= TO DO =
Using the records below, locate all lines containing "kúpnej" and return them.

= Records contained in a dataset =
________________________________________
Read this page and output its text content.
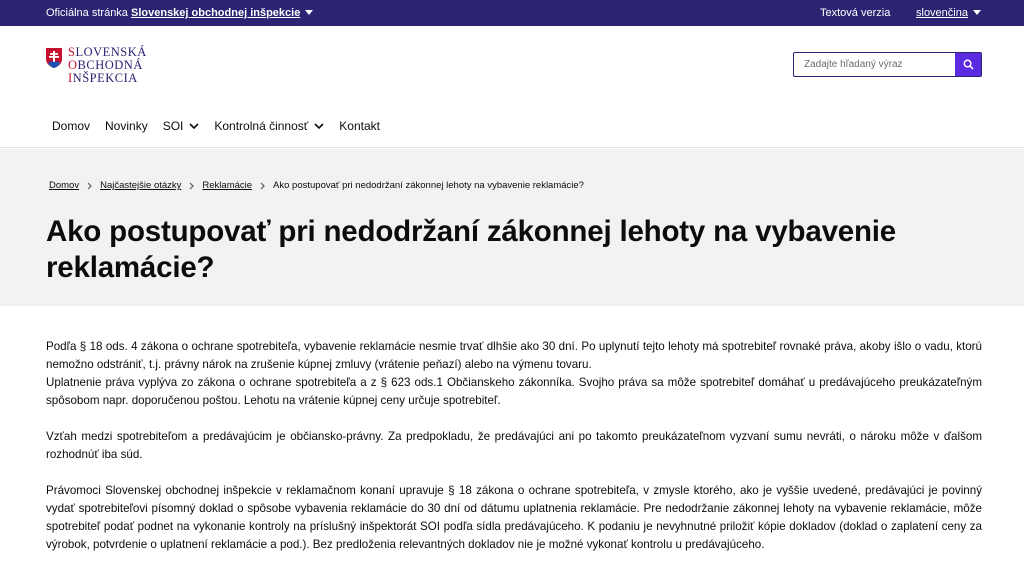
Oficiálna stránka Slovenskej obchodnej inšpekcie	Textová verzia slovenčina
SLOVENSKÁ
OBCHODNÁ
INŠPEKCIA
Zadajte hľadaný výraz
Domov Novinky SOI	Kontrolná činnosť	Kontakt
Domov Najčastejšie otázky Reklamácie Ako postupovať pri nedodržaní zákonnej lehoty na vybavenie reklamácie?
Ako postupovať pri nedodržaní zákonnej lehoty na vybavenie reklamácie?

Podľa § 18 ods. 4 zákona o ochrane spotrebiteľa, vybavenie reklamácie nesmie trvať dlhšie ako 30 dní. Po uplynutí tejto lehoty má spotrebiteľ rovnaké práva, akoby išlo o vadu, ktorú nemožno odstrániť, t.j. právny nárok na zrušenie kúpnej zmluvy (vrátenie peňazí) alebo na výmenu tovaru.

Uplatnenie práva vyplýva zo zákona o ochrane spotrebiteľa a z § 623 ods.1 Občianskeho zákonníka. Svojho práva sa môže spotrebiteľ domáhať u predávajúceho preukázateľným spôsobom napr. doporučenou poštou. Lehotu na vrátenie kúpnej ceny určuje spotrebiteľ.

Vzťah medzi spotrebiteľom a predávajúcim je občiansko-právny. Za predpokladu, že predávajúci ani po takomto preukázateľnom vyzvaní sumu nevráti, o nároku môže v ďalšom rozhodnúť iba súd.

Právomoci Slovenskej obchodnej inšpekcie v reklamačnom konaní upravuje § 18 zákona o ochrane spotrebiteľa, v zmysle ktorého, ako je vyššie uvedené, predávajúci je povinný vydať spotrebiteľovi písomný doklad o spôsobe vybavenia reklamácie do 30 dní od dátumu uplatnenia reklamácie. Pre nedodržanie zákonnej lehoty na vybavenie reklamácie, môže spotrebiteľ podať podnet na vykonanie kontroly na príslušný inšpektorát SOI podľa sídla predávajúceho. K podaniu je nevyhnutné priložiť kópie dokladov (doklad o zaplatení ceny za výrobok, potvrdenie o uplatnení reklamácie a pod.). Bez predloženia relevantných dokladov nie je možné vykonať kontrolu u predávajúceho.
________________________________________
= OUTPUT BELOW =
Podľa § 18 ods. 4 zákona o ochrane spotrebiteľa, vybavenie reklamácie nesmie trvať dlhšie ako 30 dní. Po uplynutí tejto lehoty má spotrebiteľ rovnaké práva, akoby išlo o vadu, ktorú nemožno odstrániť, t.j. právny nárok na zrušenie kúpnej zmluvy (vrátenie peňazí) alebo na výmenu tovaru.
Uplatnenie práva vyplýva zo zákona o ochrane spotrebiteľa a z § 623 ods.1 Občianskeho zákonníka. Svojho práva sa môže spotrebiteľ domáhať u predávajúceho preukázateľným spôsobom napr. doporučenou poštou. Lehotu na vrátenie kúpnej ceny určuje spotrebiteľ.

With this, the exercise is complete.